-- begin INFORMATION PROVIDED --

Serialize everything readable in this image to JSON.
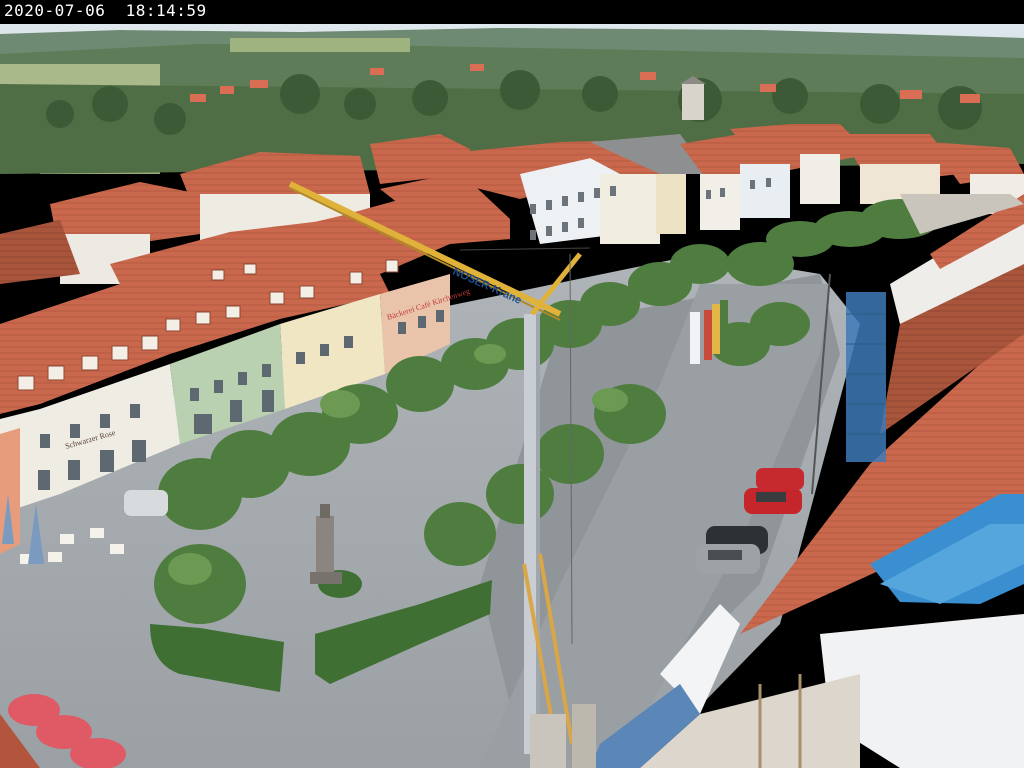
{
  "camera": {
    "timestamp": "2020-07-06  18:14:59"
  },
  "scene": {
    "crane_brand": "NOSER-Krane",
    "shop_sign_left": "Schwarzer Rose",
    "shop_sign_mid": "Bäckerei Café Kirchenweg"
  }
}
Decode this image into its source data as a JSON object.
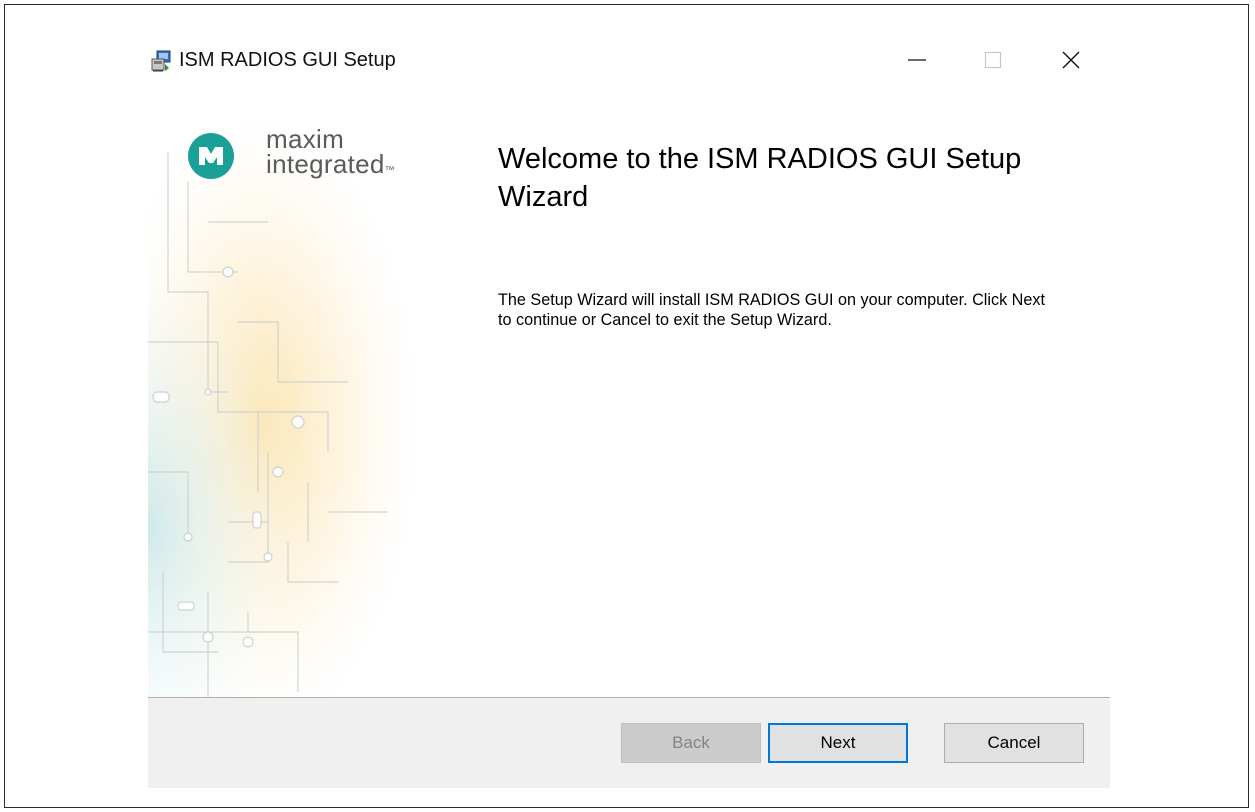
{
  "window": {
    "title": "ISM RADIOS GUI Setup",
    "controls": {
      "minimize": "minimize-icon",
      "maximize": "maximize-icon",
      "close": "close-icon"
    }
  },
  "branding": {
    "logo_line1": "maxim",
    "logo_line2": "integrated",
    "trademark": "™",
    "logo_color": "#1aa097"
  },
  "content": {
    "title": "Welcome to the ISM RADIOS GUI Setup Wizard",
    "body": "The Setup Wizard will install ISM RADIOS GUI on your computer. Click Next to continue or Cancel to exit the Setup Wizard."
  },
  "buttons": {
    "back": "Back",
    "next": "Next",
    "cancel": "Cancel"
  },
  "colors": {
    "focus_border": "#0078d7",
    "footer_bg": "#f0f0f0",
    "disabled_button_bg": "#cccccc"
  }
}
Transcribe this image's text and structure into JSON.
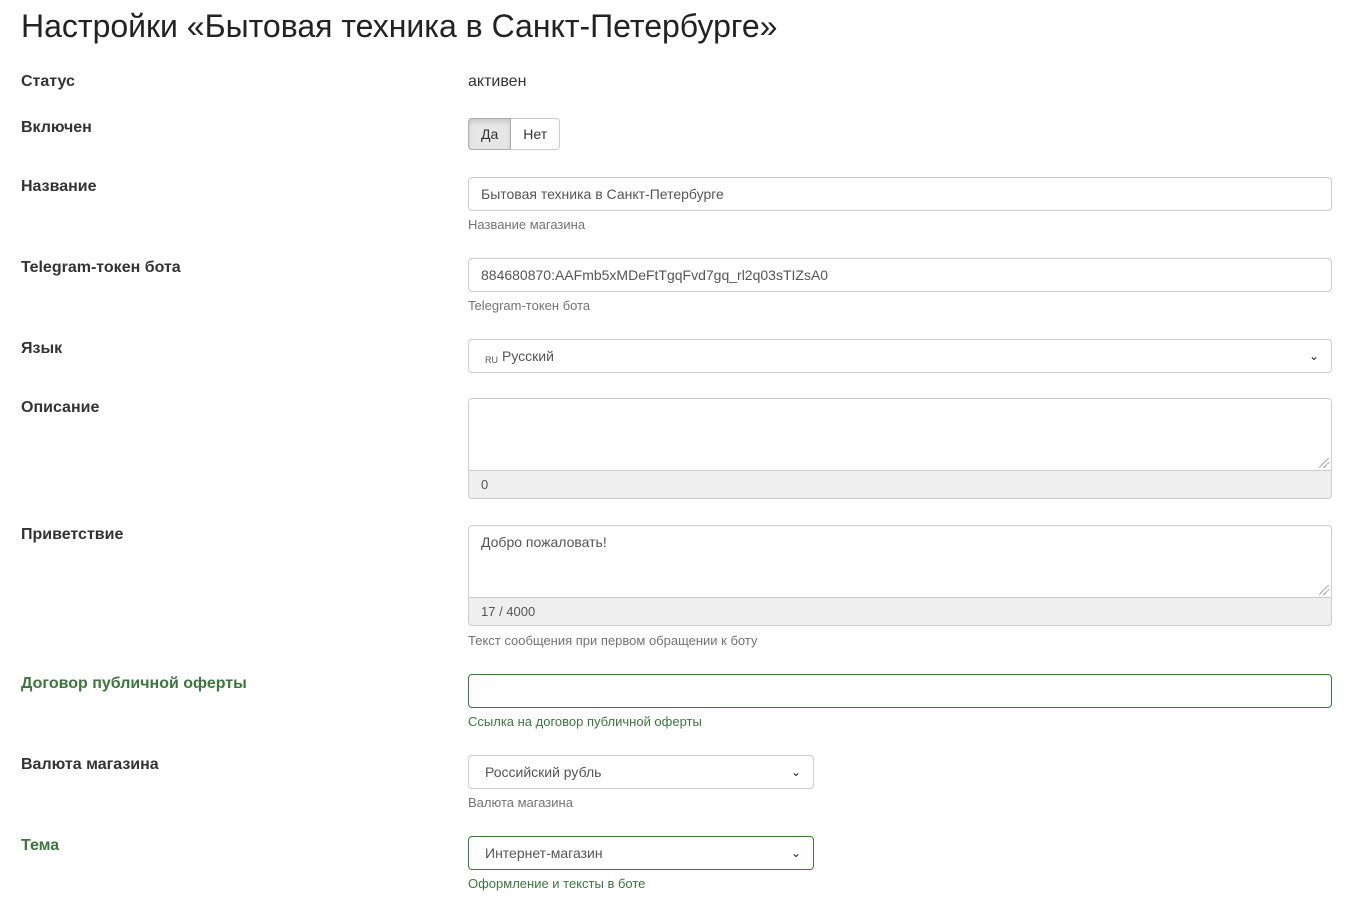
{
  "page": {
    "title": "Настройки «Бытовая техника в Санкт-Петербурге»"
  },
  "fields": {
    "status": {
      "label": "Статус",
      "value": "активен"
    },
    "enabled": {
      "label": "Включен",
      "yes": "Да",
      "no": "Нет",
      "selected": "Да"
    },
    "name": {
      "label": "Название",
      "value": "Бытовая техника в Санкт-Петербурге",
      "help": "Название магазина"
    },
    "token": {
      "label": "Telegram-токен бота",
      "value": "884680870:AAFmb5xMDeFtTgqFvd7gq_rl2q03sTIZsA0",
      "help": "Telegram-токен бота"
    },
    "language": {
      "label": "Язык",
      "flag": "RU",
      "value": "Русский"
    },
    "description": {
      "label": "Описание",
      "value": "",
      "counter": "0"
    },
    "greeting": {
      "label": "Приветствие",
      "value": "Добро пожаловать!",
      "counter": "17 / 4000",
      "help": "Текст сообщения при первом обращении к боту"
    },
    "offer": {
      "label": "Договор публичной оферты",
      "value": "",
      "help": "Ссылка на договор публичной оферты"
    },
    "currency": {
      "label": "Валюта магазина",
      "value": "Российский рубль",
      "help": "Валюта магазина"
    },
    "theme": {
      "label": "Тема",
      "value": "Интернет-магазин",
      "help": "Оформление и тексты в боте"
    }
  },
  "colors": {
    "success": "#3c763d",
    "border": "#cccccc",
    "counter_bg": "#eeeeee"
  }
}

-- end INFORMATION PROVIDED --

Pull out all lines containing "Cancel".

ANSWER BELOW:
    "body": "The Setup Wizard will install ISM RADIOS GUI on your computer. Click Next to continue or Cancel to exit the Setup Wizard."
    "cancel": "Cancel"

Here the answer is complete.